_Goal a_:
How many lines in the rows below contain the string "data"? Reply with the number alone.

_Text excerpt_:
+---+

Individualism, which in literature gives us such agreeable baskets of new flowers, often finds itself made sterile by the introduction of the evil weeds of arrogance. One sees young persons, quite puffed up with a monstrous infatuation, declare their intention, not only to produce their work, but at the same the Work, to produce the unique flower, after which the exhausted intelligence must cease being fecund and collect itself in the slow dim task of the reorganization of strength. Even in Paris there are two or three "machines of glory" which have arrogated to themselves alone the right to pronounce this word, which they have banished from the dictionary. That matters little, for the spirit blows where it lists, and when it blows under the skin of frogs and makes them huge, it is for its own amusement, for the world is sad.

Tailhade has none of the grotesque defects of pride; no one has more simply pursued a more simple craft, that of the man of letters. The Romans used a word "rhetorician", and this signified he who speaks, subdues words and subjects them to the yoke of thought; he governs, prompts and stimulates them to the point of imposing, in the very hour of his imaginative work, the hardest, newest, and most dangerous of tasks. Latin by race and tastes, Tailhade has the right to this fine name of rhetorician at which the incompetence of pedants takes offence. He is a rhetorician like Petronius, master equally in prose and poetry.

Here, taken from the rare Domain de Sonnets, is one of them:

HÉLÈNE
(Le laboratoire de Faust à Wittemberg)
Des âges évolus j'ai remonté le fleuve,
Et le coeur enivré de sublimes desseins,
Déserté le Hadès et les ombrages saints,
Où l'âme d'une paix ineffable s'abreuve.
Le Temps n'a pu fléchir la courbe de mes seins.
Je suis toujours debout et forte dans l'épreuve,
Moi, l'éternelle vierge et l'éternelle veuve,
Gloire d'Hellas, parmi la guerre aux noirs tocsins.
O Faust, je viens à toi, quittant le sein des Mères!
Pour toi, j'abandonnai, sur l'aile des chimères,
L'ombre pâle où les dieux gisent, ensevelis.
J'apporte à ton amour, de fond des deux antiques,
Ma gorge dont le Temps n'a pas vaincu les lys
Et ma voix assouplie aux rythmes prophétiques.

+---+

_Material for the task_:
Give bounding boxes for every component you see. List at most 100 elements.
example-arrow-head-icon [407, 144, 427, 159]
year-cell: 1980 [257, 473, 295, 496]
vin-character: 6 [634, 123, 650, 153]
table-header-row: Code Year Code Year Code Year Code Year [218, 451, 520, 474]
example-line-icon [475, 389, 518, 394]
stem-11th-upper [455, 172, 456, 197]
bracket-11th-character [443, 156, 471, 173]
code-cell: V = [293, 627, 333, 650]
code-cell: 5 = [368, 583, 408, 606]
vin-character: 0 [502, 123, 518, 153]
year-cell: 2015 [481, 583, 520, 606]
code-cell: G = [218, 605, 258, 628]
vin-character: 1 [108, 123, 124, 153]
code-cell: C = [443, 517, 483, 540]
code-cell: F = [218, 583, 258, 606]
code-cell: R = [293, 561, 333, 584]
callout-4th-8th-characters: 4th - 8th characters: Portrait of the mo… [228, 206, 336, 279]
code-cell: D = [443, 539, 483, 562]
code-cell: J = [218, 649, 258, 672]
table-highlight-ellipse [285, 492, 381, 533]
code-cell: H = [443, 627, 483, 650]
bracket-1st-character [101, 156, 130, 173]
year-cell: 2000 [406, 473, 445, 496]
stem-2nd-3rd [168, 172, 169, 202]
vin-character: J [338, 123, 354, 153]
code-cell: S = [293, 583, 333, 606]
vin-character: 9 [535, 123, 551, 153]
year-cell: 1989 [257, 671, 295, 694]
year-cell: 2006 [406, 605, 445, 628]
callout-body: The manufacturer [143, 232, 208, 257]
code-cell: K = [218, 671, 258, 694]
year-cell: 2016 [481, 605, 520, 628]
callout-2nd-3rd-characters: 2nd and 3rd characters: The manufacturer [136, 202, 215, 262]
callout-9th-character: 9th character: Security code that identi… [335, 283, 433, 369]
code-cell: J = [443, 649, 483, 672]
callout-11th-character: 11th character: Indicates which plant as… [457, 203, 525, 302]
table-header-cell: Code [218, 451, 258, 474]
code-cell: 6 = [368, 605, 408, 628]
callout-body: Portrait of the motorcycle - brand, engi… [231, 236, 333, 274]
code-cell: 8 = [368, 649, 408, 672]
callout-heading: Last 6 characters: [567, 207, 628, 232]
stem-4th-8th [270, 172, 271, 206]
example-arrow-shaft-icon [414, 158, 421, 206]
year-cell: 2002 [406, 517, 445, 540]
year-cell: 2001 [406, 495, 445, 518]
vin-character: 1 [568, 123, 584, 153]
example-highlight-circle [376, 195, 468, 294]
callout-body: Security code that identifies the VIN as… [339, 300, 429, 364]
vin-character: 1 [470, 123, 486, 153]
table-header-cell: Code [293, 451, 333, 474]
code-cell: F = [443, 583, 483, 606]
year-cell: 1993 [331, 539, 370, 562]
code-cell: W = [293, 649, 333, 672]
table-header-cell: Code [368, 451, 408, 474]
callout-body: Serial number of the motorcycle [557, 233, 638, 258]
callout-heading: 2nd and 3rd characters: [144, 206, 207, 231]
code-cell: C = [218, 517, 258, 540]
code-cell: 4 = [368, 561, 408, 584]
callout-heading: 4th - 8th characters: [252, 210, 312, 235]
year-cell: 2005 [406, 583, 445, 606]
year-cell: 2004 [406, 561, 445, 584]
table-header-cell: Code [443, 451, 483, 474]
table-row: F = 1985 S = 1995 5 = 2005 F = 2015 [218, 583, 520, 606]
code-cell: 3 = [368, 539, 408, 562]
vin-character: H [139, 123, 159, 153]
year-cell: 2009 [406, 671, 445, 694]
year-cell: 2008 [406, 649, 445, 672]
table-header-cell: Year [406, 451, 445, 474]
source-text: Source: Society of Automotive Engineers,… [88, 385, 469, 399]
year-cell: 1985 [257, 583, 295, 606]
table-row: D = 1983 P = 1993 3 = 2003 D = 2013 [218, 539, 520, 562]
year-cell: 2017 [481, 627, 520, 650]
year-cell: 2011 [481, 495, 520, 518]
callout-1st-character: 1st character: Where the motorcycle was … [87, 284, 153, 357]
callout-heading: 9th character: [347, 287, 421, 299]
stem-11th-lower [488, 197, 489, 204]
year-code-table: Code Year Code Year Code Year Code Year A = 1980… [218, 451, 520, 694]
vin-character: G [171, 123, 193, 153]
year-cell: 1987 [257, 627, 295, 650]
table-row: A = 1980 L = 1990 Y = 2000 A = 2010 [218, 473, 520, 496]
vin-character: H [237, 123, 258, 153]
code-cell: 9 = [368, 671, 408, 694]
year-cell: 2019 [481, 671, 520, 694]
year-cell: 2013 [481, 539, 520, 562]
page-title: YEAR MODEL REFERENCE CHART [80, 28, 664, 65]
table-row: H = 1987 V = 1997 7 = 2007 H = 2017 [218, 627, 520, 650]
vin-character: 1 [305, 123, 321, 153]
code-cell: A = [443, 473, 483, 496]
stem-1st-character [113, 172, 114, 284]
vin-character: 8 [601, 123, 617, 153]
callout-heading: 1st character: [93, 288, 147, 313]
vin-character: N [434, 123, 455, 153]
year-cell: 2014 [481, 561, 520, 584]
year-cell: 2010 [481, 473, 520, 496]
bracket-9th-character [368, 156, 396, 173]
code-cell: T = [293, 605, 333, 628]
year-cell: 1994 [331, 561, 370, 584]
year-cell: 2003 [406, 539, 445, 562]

+---+

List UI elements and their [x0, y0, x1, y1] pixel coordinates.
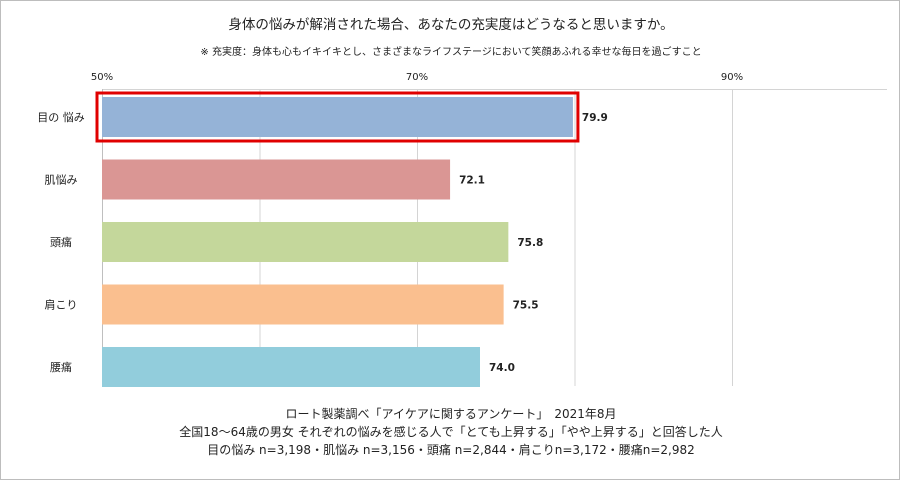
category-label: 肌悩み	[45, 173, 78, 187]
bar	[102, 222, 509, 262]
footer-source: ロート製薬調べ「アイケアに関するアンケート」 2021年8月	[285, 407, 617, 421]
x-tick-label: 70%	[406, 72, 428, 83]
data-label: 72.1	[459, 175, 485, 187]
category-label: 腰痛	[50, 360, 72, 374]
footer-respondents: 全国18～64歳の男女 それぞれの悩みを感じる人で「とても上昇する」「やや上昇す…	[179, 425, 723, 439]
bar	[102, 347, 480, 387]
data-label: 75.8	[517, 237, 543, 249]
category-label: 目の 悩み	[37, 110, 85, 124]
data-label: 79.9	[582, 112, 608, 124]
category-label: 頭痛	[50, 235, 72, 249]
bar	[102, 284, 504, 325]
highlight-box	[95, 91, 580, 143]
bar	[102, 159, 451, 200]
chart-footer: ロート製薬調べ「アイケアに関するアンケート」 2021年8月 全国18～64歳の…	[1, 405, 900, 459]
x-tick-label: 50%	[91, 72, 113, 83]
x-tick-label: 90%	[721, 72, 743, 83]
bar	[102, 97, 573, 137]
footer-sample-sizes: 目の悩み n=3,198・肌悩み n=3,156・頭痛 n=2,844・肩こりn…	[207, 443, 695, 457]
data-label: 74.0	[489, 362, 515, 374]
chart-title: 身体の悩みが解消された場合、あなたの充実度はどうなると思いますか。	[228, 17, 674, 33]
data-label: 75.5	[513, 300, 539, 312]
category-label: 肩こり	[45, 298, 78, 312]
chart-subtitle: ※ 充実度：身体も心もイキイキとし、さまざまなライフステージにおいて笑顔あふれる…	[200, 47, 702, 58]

+---+

_Goal b_:
How would you translate this sentence from the essay on Tailhade into Spanish: "He is a rhetorician like Petronius, master equally in prose and poetry."

_Correct result a_:
5

_Correct result b_:
Es un retórico como Petronio, maestro por igual en la prosa y en la poesía.